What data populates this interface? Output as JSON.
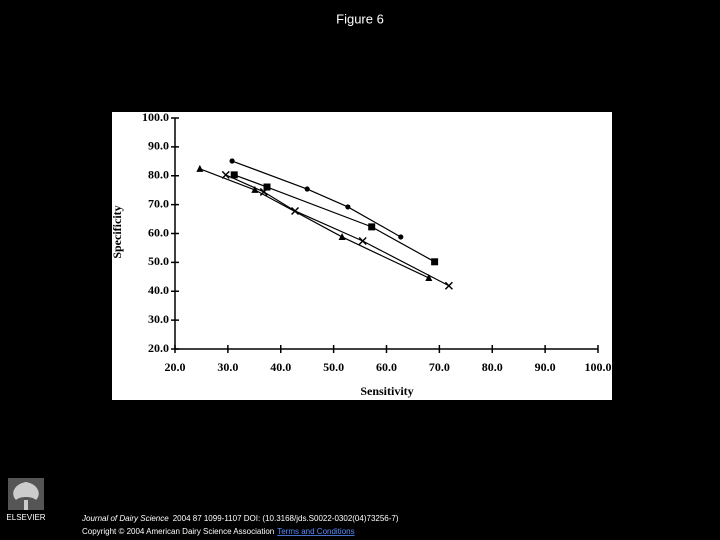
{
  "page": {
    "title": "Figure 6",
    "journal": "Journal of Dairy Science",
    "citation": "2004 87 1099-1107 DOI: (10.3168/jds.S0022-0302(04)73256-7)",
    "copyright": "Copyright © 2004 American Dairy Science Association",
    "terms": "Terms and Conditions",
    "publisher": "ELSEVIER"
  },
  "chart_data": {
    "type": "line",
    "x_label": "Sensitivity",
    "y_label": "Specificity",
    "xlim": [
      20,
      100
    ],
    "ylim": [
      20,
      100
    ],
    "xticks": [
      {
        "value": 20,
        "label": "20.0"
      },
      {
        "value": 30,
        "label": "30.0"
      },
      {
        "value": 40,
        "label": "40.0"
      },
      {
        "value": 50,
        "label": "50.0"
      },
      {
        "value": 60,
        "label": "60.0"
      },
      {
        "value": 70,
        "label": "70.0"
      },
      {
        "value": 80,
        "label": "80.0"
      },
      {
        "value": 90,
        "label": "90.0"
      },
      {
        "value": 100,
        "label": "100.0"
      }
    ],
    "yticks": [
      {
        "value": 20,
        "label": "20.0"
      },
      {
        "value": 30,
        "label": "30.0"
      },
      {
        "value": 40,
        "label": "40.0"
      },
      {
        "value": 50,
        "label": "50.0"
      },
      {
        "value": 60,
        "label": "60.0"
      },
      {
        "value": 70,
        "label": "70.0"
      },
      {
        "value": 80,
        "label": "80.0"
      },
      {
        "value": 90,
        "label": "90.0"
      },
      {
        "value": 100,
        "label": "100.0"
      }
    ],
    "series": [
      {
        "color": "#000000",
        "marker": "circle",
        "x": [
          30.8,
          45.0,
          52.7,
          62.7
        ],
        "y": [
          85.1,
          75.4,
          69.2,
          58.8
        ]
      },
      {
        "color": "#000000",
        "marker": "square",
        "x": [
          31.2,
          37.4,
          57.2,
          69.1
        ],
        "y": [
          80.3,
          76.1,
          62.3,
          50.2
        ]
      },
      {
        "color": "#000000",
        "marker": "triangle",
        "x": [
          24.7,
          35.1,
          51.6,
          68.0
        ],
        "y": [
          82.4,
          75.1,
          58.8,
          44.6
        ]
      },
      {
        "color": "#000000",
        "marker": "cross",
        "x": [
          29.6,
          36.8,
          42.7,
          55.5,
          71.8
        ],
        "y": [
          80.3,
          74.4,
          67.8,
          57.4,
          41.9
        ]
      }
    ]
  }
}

──────

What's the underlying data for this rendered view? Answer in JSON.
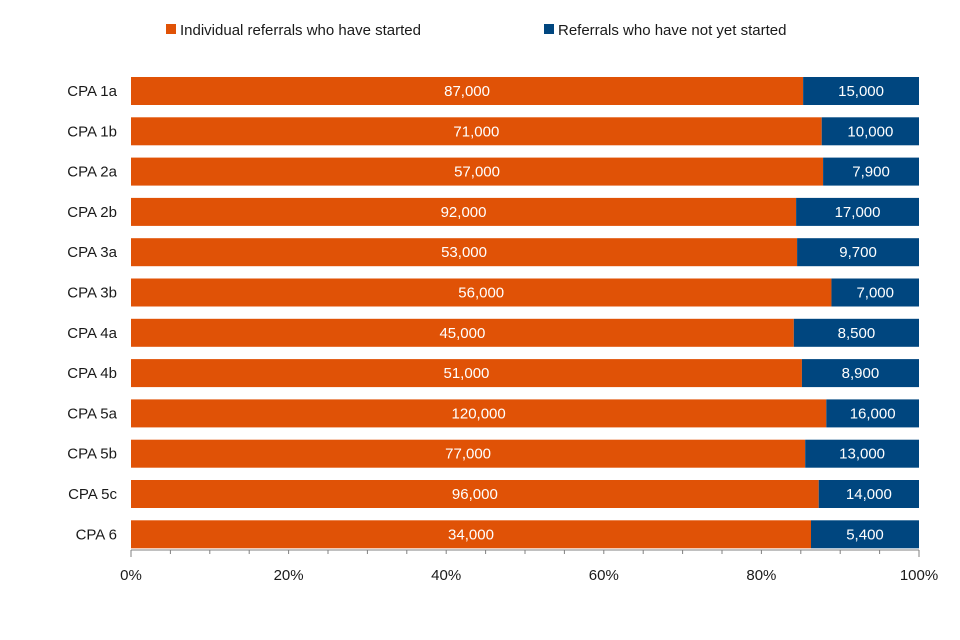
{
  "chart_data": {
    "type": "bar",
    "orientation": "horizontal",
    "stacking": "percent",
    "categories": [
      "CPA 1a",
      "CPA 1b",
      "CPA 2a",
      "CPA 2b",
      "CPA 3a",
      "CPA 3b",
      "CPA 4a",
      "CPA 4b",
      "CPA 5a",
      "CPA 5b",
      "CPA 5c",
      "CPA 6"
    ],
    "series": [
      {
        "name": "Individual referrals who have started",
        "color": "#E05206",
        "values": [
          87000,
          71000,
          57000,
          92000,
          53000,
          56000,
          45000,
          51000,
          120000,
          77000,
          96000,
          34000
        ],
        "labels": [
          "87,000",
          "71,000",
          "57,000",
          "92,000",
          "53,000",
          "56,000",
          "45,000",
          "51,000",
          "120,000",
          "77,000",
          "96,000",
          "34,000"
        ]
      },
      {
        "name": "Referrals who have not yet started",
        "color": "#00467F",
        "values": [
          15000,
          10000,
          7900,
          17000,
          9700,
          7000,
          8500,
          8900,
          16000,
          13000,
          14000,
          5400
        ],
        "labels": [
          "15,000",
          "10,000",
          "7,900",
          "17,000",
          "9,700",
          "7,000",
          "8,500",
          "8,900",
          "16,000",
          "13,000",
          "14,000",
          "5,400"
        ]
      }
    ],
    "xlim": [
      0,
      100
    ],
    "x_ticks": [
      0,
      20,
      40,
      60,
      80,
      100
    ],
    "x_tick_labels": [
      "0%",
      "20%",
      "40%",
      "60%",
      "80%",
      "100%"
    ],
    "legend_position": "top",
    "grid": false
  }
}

──────

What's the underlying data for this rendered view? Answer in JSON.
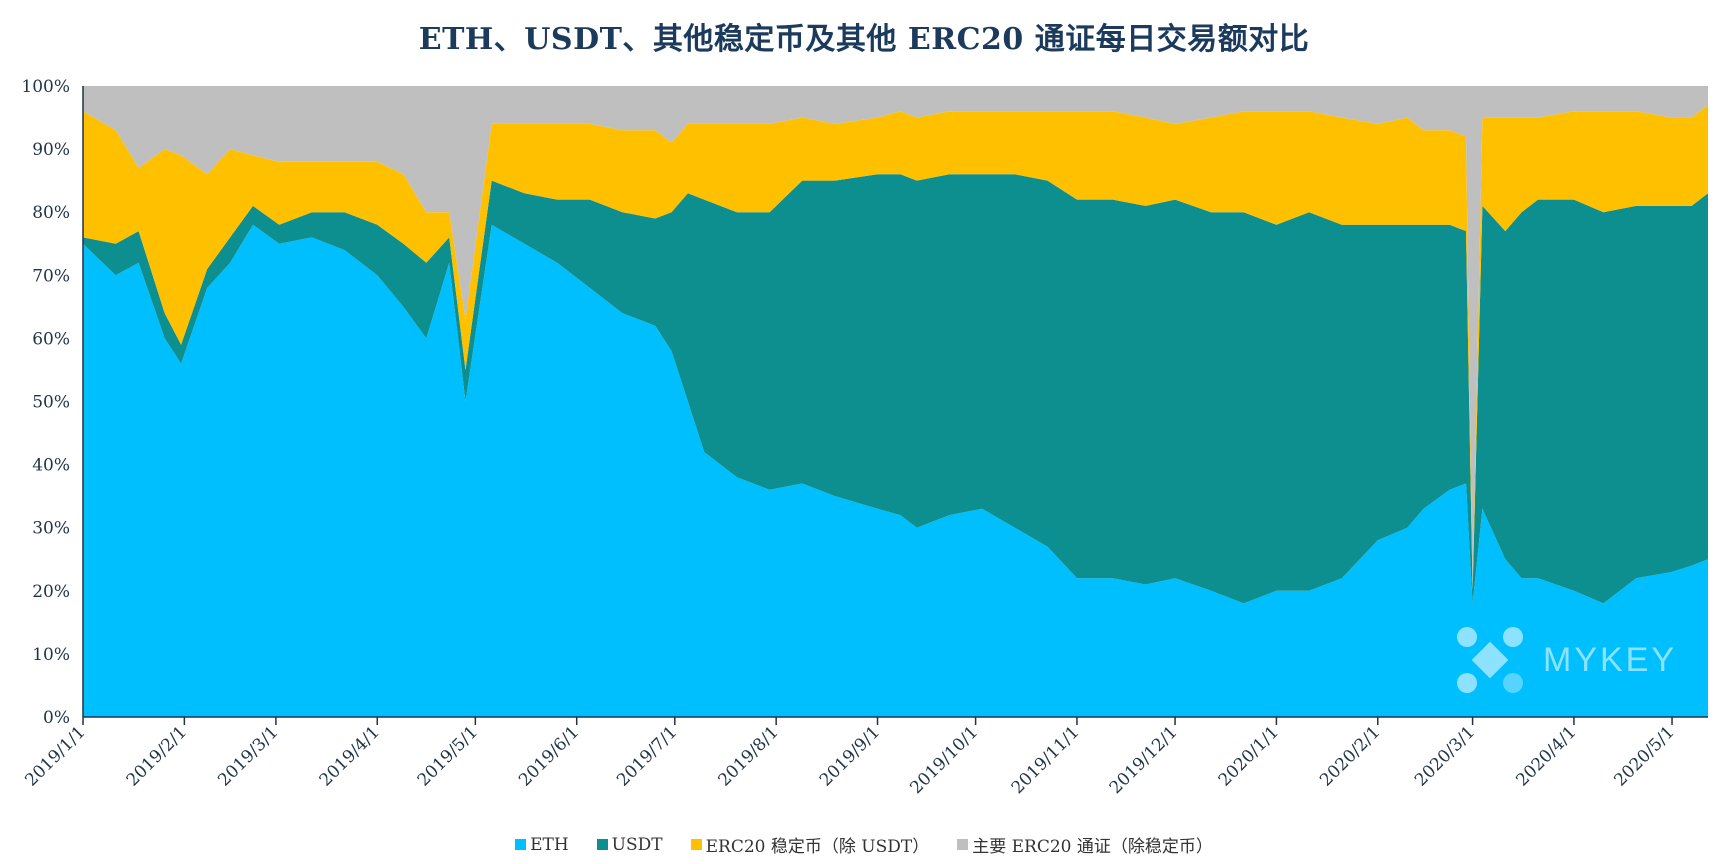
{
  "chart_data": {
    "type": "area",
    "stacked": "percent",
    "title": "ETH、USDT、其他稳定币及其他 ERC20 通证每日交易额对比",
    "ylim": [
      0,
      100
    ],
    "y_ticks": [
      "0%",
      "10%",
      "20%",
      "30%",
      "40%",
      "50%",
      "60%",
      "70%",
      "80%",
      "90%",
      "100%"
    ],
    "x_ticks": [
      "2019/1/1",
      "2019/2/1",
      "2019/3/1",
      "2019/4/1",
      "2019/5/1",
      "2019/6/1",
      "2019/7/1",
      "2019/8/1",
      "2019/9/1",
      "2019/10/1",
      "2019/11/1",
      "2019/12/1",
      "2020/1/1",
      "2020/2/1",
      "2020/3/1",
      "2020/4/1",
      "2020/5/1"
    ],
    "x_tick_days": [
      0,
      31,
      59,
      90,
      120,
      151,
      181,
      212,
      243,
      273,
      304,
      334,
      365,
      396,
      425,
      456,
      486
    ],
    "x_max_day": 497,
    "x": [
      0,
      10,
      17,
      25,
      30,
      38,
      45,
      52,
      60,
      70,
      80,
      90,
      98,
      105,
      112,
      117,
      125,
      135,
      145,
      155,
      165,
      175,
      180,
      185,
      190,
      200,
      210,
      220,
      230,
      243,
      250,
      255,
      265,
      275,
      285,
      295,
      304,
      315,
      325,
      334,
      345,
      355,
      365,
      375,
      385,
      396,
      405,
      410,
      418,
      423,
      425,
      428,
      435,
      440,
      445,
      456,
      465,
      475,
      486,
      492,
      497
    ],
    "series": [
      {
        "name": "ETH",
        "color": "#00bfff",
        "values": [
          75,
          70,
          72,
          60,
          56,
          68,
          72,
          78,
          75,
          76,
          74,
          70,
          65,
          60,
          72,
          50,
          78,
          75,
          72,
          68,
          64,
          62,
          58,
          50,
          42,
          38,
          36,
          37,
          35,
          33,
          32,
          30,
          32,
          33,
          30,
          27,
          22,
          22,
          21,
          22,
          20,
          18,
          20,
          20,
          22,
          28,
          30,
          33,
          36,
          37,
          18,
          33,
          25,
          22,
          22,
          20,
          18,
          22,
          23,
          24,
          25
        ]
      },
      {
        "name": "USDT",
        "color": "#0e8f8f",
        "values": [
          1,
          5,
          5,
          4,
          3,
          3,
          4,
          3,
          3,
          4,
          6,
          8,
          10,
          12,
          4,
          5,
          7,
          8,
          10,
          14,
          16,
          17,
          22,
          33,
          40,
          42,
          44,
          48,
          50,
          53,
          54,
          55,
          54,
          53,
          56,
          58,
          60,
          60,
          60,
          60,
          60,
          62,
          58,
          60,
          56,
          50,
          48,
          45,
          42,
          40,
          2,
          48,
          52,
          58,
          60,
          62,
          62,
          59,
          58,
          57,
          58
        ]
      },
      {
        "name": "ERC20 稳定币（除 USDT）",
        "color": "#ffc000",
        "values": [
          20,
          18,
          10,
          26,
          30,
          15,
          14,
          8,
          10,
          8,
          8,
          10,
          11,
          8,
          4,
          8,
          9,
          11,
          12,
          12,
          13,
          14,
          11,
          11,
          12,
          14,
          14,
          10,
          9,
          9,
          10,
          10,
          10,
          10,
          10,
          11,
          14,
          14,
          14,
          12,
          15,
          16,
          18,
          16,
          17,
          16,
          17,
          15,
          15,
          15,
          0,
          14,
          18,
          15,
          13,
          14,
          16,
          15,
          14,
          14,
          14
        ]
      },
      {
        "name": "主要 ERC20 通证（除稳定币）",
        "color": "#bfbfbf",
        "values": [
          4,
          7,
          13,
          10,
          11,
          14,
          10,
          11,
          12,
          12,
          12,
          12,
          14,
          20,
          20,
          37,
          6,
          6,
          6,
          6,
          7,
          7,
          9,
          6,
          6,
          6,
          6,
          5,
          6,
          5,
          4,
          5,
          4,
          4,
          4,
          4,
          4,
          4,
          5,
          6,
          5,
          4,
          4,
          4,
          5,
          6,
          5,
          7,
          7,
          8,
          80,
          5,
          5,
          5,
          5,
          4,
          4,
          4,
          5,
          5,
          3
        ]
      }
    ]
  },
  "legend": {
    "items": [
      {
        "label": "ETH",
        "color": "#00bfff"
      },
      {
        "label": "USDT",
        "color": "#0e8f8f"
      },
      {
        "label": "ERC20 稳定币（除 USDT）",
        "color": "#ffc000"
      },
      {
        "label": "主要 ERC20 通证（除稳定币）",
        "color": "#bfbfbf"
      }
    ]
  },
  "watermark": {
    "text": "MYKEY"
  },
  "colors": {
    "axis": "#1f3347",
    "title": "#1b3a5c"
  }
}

──────

Report the number of lines of the listing above that hold the string "除稳定币", with no other text.

2